FRAGMENTO CITADO >>
* * * * *

Principales diferencias técnicas y funcionales

A nivel práctico, aquí van algunas diferencias que conviene no olvidar cuando te enfrentas al dilema función vs procedimiento:

  • Un procedimiento no se puede usar en un SELECT. No devuelve un valor directamente. Se ejecuta con EXEC.
  • Una función no puede tener side effects: no puede modificar datos (excepto si es una CLR, que eso es otra historia). Tampoco puede llamar a procedimientos, usar TRY…CATCH, ni realizar cambios en el estado de la base de datos.
  • Las funciones escalar tradicionales matan el paralelismo de las consultas y generan estimaciones de coste que parecen salidas de un generador aleatorio.
  • Los procedimientos pueden devolver múltiples conjuntos de resultados. Las funciones no.
  • El plan de ejecución de una función escalar no se ve dentro del plan de ejecución de la consulta (hasta SQL Server 2019 sin INLINE). Así que diagnosticar problemas es como hacer cirugía a ciegas.
  • Las funciones inline TVF sí se comportan bien en los planes de ejecución, porque se expanden como si fueran vistas. Y eso las hace usables en entornos serios.

* * * * *

REGISTROS PROPORCIONADOS >>
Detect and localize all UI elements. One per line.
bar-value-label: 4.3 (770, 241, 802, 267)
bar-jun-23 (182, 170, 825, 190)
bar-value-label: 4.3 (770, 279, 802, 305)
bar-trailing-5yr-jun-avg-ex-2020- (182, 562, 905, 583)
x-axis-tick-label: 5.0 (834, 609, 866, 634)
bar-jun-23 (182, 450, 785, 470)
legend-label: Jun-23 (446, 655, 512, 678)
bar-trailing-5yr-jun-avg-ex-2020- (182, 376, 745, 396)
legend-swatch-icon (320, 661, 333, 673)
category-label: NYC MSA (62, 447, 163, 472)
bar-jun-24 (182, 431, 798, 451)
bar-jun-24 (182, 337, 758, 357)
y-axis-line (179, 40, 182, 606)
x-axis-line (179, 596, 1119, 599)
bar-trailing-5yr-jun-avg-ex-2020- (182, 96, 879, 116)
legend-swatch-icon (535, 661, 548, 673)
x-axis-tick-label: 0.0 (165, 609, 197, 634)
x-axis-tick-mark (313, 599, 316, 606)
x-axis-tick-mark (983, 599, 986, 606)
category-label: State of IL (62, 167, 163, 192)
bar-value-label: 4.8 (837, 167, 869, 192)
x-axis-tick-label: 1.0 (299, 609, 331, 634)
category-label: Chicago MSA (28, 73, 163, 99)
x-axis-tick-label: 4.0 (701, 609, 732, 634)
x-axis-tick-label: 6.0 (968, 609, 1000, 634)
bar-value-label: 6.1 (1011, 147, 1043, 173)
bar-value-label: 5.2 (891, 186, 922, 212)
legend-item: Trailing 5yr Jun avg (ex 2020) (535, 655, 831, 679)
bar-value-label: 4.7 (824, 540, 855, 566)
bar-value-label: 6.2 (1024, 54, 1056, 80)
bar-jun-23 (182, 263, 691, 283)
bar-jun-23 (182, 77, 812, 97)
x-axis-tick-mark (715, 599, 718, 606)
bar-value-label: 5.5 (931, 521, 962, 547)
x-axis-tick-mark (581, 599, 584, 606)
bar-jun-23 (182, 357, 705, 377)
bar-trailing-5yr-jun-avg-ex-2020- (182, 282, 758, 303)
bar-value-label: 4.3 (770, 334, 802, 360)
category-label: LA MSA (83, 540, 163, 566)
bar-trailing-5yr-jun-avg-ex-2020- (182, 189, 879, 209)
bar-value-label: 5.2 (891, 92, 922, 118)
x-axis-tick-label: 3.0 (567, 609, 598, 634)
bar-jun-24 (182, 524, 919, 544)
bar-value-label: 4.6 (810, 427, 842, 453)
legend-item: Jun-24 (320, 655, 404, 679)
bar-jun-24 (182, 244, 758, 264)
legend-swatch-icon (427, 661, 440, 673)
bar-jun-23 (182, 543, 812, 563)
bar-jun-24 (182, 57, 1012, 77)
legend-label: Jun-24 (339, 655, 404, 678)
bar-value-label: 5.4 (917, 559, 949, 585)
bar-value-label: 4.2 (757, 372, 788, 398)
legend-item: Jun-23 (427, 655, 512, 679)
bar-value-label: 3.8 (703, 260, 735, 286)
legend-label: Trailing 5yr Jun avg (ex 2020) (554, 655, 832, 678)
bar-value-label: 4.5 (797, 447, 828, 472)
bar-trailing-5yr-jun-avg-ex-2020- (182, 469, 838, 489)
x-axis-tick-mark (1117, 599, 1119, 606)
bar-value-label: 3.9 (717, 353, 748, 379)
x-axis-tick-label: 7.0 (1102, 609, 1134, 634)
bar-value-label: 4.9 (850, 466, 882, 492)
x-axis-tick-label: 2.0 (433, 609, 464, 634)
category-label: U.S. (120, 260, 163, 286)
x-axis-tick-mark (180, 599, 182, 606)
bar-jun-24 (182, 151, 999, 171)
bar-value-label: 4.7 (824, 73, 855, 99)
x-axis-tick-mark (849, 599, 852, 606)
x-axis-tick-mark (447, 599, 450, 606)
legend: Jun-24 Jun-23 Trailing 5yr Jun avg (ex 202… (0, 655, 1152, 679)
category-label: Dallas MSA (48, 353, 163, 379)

* * * * *

Escribe la continuación del texto sobre las diferencias entre funciones y procedimientos en SQL Server, comenzando justo después de su última frase.

Rendimiento: el gran elefante en la sala

Nadie crea funciones para que vayan lentas, pero casi todas acaban siéndolo. La causa es bien conocida: cada ejecución de una función escalar es un contexto separado. Si haces un SELECT que usa una función escalar sobre una tabla de millones de filas, estás pidiendo al motor que salte de contexto millones de veces. En vez de vectorizar el acceso, va fila a fila. Y sí, esto se nota.

En cambio, un procedimiento bien diseñado que trabaje con conjuntos puede procesar la misma lógica de forma mucho más eficiente. Y, sobre todo, puedes verlo venir en el plan de ejecución. No te lo oculta como si fuera un secreto de Estado.

Desde SQL Server 2019 se introdujo la inlining de funciones escalares (Scalar UDF Inlining) para funciones marcadas como SCHEMABINDING, sin lógica demasiado compleja y sin referencias a objetos no deterministas. Pero si la función tiene más de una variable o usa GETDATE(), ya estás fuera del juego.

Así que sí, puedes confiar en la mejora… pero más te vale leer la letra pequeña.

Casos de uso típicos (sin liarla)

Entonces, ¿cuándo usar uno y cuándo otro? Vamos al grano.

Usa procedimientos almacenados cuando necesitas lógica compleja, efectos secundarios, manejar errores, o quieres ejecutar bloques de operaciones que se comporten como transacciones. Ideal para llamadas desde aplicaciones, cargas ETL, tareas programadas, o cualquier situación donde el código no esté embebido en un SELECT.

Usa funciones inline con valores de tabla cuando necesites lógica reutilizable que se integre en consultas y no afecte negativamente al rendimiento. Si puedes expresarlo como una única SELECT y devolver una tabla sin BEGIN…END, adelante. Son tus amigas.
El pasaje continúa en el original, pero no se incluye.